Required work: Locate each line in the entries below that contains the word "Password" and copy those lines out.

Layout dataset entries:
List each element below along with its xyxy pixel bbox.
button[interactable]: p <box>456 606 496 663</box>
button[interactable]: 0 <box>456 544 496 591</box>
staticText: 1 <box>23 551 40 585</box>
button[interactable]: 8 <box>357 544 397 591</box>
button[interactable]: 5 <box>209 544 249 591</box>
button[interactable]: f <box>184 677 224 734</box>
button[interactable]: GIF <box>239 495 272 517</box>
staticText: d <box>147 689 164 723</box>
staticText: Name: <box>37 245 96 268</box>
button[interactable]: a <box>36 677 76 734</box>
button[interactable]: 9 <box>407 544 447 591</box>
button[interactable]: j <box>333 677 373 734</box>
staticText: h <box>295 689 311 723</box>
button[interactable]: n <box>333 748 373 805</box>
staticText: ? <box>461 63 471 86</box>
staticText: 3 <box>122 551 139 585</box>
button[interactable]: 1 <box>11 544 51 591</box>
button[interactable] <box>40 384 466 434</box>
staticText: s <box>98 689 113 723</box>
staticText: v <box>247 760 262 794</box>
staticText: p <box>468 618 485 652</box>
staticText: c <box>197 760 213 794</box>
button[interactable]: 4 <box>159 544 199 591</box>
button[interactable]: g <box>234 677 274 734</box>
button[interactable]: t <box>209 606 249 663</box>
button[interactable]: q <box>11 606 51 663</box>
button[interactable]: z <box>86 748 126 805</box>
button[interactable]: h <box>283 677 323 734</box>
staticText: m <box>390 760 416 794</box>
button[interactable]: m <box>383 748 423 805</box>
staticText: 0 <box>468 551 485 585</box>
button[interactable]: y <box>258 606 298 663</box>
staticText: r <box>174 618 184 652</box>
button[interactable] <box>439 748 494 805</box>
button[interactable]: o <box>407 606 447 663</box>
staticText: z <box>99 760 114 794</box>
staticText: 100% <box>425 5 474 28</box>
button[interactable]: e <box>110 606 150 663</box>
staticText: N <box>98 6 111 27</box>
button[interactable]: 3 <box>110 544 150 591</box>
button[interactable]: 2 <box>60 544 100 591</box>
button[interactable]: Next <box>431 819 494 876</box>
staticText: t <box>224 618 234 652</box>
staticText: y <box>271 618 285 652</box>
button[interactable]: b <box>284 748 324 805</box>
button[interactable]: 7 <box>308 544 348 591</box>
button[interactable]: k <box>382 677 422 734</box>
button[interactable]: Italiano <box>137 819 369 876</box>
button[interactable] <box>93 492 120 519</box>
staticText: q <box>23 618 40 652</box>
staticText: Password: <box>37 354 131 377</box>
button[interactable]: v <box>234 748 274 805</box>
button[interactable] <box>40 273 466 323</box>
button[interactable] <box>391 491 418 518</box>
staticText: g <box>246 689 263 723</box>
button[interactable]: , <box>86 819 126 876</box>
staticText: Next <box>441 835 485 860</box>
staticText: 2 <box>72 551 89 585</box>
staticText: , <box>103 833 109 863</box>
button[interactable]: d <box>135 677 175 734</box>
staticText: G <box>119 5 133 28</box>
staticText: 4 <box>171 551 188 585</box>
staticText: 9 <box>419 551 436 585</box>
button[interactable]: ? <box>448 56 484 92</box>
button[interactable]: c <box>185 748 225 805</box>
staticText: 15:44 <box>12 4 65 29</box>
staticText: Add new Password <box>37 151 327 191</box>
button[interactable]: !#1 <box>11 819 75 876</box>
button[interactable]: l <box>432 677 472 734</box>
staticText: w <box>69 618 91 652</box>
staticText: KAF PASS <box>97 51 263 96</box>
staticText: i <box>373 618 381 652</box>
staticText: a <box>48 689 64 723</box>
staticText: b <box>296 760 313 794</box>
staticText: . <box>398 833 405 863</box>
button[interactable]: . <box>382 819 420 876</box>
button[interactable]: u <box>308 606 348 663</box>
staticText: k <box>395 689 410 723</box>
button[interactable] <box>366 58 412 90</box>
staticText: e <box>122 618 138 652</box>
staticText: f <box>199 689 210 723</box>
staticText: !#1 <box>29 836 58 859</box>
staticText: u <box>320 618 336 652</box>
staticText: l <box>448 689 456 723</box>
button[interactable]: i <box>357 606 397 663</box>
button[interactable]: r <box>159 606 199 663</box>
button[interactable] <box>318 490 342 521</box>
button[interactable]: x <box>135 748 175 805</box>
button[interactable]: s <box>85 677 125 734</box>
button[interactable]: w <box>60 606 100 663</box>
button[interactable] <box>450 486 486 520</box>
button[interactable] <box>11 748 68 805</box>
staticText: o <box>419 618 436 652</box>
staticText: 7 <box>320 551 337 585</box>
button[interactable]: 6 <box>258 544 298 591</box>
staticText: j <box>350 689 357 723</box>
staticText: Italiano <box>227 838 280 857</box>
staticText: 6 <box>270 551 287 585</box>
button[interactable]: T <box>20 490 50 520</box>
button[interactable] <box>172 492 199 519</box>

Output:
staticText: Password: <box>37 354 131 377</box>
staticText: Add new Password <box>37 151 327 191</box>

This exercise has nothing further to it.